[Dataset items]
Start
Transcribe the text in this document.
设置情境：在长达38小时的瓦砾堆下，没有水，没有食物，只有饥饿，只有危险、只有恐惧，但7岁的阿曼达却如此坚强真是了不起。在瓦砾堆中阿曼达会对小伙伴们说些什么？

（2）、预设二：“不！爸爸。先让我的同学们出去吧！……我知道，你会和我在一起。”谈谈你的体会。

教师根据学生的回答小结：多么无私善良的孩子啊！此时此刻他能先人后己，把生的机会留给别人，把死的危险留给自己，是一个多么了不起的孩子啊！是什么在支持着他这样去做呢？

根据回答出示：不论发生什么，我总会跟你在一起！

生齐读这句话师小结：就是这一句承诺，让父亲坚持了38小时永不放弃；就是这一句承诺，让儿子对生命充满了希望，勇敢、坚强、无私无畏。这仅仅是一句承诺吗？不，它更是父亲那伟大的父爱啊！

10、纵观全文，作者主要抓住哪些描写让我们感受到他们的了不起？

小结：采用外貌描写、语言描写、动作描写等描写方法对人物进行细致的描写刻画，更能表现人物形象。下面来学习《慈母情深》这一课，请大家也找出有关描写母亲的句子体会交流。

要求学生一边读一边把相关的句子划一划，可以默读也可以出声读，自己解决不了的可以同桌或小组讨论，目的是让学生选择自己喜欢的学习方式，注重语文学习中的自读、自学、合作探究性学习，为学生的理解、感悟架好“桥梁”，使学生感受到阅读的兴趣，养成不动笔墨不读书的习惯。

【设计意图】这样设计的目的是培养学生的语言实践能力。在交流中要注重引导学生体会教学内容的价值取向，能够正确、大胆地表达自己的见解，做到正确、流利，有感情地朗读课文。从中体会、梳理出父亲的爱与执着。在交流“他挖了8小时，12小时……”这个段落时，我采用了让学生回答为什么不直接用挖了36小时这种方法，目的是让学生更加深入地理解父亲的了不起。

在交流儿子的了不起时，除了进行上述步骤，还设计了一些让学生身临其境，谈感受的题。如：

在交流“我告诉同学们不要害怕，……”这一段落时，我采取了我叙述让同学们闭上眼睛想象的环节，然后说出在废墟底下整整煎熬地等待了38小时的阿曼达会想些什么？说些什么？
End
• SET EXERCISE
Transcribe the data. Leave every line exactly as it is.

• ANSWER IN FULL
Transcribe the text in this document.
设置情境：在长达38小时的瓦砾堆下，没有水，没有食物，只有饥饿，只有危险、只有恐惧，但7岁的阿曼达却如此坚强真是了不起。在瓦砾堆中阿曼达会对小伙伴们说些什么？

（2）、预设二：“不！爸爸。先让我的同学们出去吧！……我知道，你会和我在一起。”谈谈你的体会。

教师根据学生的回答小结：多么无私善良的孩子啊！此时此刻他能先人后己，把生的机会留给别人，把死的危险留给自己，是一个多么了不起的孩子啊！是什么在支持着他这样去做呢？

根据回答出示：不论发生什么，我总会跟你在一起！

生齐读这句话师小结：就是这一句承诺，让父亲坚持了38小时永不放弃；就是这一句承诺，让儿子对生命充满了希望，勇敢、坚强、无私无畏。这仅仅是一句承诺吗？不，它更是父亲那伟大的父爱啊！

10、纵观全文，作者主要抓住哪些描写让我们感受到他们的了不起？

小结：采用外貌描写、语言描写、动作描写等描写方法对人物进行细致的描写刻画，更能表现人物形象。下面来学习《慈母情深》这一课，请大家也找出有关描写母亲的句子体会交流。

要求学生一边读一边把相关的句子划一划，可以默读也可以出声读，自己解决不了的可以同桌或小组讨论，目的是让学生选择自己喜欢的学习方式，注重语文学习中的自读、自学、合作探究性学习，为学生的理解、感悟架好“桥梁”，使学生感受到阅读的兴趣，养成不动笔墨不读书的习惯。

【设计意图】这样设计的目的是培养学生的语言实践能力。在交流中要注重引导学生体会教学内容的价值取向，能够正确、大胆地表达自己的见解，做到正确、流利，有感情地朗读课文。从中体会、梳理出父亲的爱与执着。在交流“他挖了8小时，12小时……”这个段落时，我采用了让学生回答为什么不直接用挖了36小时这种方法，目的是让学生更加深入地理解父亲的了不起。

在交流儿子的了不起时，除了进行上述步骤，还设计了一些让学生身临其境，谈感受的题。如：

在交流“我告诉同学们不要害怕，……”这一段落时，我采取了我叙述让同学们闭上眼睛想象的环节，然后说出在废墟底下整整煎熬地等待了38小时的阿曼达会想些什么？说些什么？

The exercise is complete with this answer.